» Task instructions
In the listing below, locate the lines that hold "JSON" and copy them.

» Record set
begin
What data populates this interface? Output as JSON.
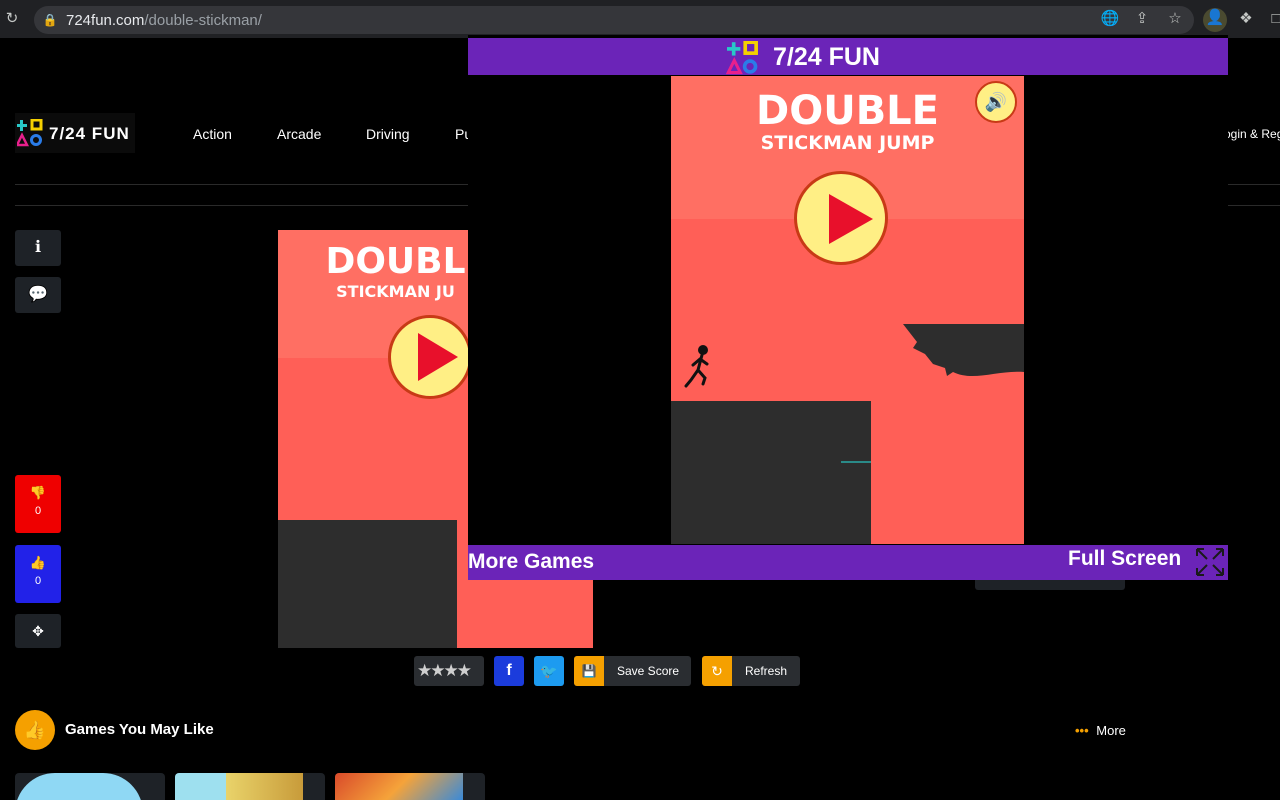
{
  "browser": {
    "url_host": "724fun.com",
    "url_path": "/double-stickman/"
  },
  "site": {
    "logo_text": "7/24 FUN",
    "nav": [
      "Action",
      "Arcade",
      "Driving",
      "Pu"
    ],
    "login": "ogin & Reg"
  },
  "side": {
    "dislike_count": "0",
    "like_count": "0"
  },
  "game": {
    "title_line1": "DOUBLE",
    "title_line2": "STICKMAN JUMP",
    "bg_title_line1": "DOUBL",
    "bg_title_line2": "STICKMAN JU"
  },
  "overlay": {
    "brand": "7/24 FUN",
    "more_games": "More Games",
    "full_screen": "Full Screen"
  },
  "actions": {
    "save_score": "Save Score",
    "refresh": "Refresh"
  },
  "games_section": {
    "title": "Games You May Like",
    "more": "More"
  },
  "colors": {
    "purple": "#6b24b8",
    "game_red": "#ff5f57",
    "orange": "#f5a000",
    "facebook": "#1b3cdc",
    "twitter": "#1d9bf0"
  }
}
end
begin
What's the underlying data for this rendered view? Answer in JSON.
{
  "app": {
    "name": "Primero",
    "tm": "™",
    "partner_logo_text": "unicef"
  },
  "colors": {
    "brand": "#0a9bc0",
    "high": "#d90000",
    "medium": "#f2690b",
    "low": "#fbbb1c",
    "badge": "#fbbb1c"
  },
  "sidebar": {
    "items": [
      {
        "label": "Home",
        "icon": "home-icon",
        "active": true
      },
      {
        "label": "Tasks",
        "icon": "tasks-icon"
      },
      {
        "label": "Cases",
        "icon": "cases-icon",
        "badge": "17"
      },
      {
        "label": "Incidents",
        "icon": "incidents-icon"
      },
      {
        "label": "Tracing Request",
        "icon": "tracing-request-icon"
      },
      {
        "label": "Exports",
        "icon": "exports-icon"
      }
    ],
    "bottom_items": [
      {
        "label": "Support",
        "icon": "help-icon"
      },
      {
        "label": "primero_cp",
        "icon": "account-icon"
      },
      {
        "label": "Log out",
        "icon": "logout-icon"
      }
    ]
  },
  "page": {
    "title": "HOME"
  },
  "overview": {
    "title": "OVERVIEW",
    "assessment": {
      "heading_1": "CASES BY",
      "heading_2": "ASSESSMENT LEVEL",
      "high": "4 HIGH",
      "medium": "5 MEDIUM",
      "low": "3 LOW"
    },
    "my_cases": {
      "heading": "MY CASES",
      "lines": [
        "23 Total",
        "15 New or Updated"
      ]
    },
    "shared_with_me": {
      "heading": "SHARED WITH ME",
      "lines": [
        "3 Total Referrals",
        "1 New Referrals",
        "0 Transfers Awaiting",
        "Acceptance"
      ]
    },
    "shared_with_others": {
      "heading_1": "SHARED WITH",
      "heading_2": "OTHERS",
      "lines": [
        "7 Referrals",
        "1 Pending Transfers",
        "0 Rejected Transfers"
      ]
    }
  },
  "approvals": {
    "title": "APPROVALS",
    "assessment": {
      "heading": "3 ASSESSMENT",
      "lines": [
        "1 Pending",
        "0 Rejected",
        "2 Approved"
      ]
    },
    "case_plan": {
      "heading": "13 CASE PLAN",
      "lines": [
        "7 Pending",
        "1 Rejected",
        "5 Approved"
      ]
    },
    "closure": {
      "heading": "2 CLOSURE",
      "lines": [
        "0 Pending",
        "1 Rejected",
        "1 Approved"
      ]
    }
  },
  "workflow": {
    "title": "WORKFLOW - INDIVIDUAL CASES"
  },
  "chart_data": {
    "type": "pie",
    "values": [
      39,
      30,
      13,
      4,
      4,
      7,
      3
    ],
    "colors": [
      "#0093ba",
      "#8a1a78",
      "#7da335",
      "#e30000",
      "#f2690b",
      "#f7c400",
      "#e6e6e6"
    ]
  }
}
end
» Response to this task
What data populates this interface? Output as JSON.
What's the underlying data for this rendered view? Answer in JSON.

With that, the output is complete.